In the article on Veeam Backup & Replication and SMB Multichannel, which subnet carries the backup traffic in the lab setup?

**Text provided**:
━━━━
Veeam Backup & Replication leverages SMB Multichannel

Introduction

Is it true that Veeam Backup & Replication leverages SMB Multichannel? That is a question that I was asked recently. The answer is yes, when you have a backup design and configuration that allows for this. If that’s the case it will even happen automatically when possible. That’s how SMB 3 works. That means it’s a good idea to pay attention to the network design so that you’re not surprised by the route your backup traffic flows. Mind you that this could be a good surprise, but you might want to plan for it.

I’ll share a quick lab setup where SMB 3 Multichannel kicks in. Please don’t consider this a reference guide for your backup architectural design but as a demo of how SMB multichannel can be leveraged to your advantage.

Proving Veeam Backup & Replication leverages SMB Multichannel

Here’s a figure of a quick lab setup I threw together.

clip_image002

There are a couple of significant things to note here when it comes to the automatic selection of the best possible network path.

SMB 3 Multichannel picks the best solution based on its logic. You can read more about that here. I’ve included the figure with the overview below.

clip_image003

The figure nicely show the capabilities of the NIC situation. To select the best possible network path SMB 3 uses the following logic:

1. RDMA capable NICs (rNICs) are preferred and chosen first. rNICs combine the highest throughput, the lowest latency and bring CPU offloading. on the processor when pushing through large amounts of data.

2. RSS capable NICs: NIcs with Receive Side Scaling (RSS) improve scalability by not being limited to core zero on the server. Configured correctly RSS offers the second-best capabilities.

3. The speed of the NICs is the 3rd evaluation criteria: a 10 Gbps NIC offers way more throughput than a 1 Gbps NIC.

Following this logic it is clear that Multichannel will select our 2 RDMA capable 10Gbps NICs over the management LBFO interface which does not support RDMA and while supporting RSS can only deliver 2Gbps throughput at best. That’s exactly what you see in the screenshot below.

image

Conclusion

So yes, Veeam Backup & Replication leverages SMB Multichannel! Please note that this did not require us to set SMB 3 Multichannel constraints or a preferred network for backups in Veeam Backup & Replication. It’s possible to do so when needed but ideally you design your solution to have no need for this and let automatic detection chose the best network path correctly. This is the case in our little lab setup. The backup traffic flows over 10.1.0.0/16 network even when our Veeam Backup & Replication VM, the Hyper-V host and the backup target have 10.10.0.0/16 as their management subnet. That’s the one they exist on the Active Directory domain they belong to for standard functionality. But as both the source and the target can be reached via 2*10Gbps RDMA capable NICs on the 10.1.0.0/16 subnet SMB3 will select those according to its selection criteria. No intervention needed.

SMB Direct Support

Now that we have shown that Veeam Backup & Replication backups in certain configurations can and will leverage SMB Multichannel to your benefit another question pops up. Can and does Veeam Backup & Replication leverage SMB Direct? The answer to that is also, yes. If SMB Direct is correctly configured on all the hosts and switches their networks paths in between it will. Multichannel is the mechanism used to detect SMB Direct capabilities, so if multichannel works and sees SMB Direct is possible it will leverage that. That’s why when SMB Direct or RDMA is enabled on your NICs it’s important that it is configured correctly throughout the entire network path used. Badly configured SMB Direct leads to very bad experiences.
━━━━
**Given information**:
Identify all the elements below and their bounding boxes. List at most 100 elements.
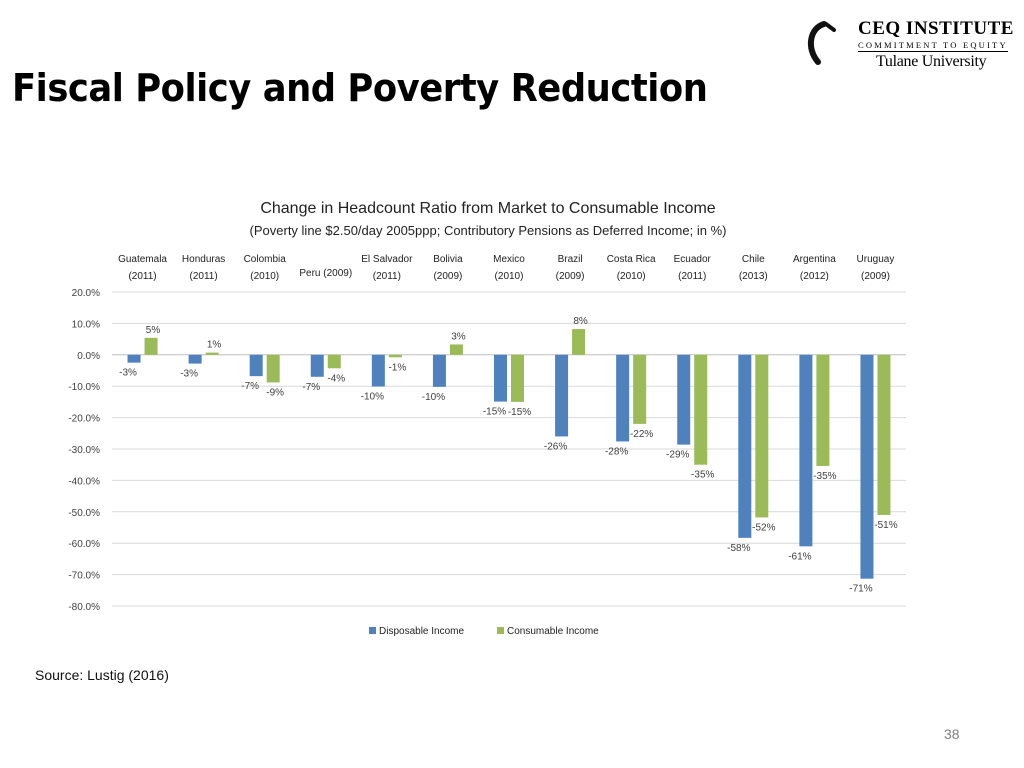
━━━━
**Solution to this exercise**:
The backup traffic flows over the 10.1.0.0/16 network.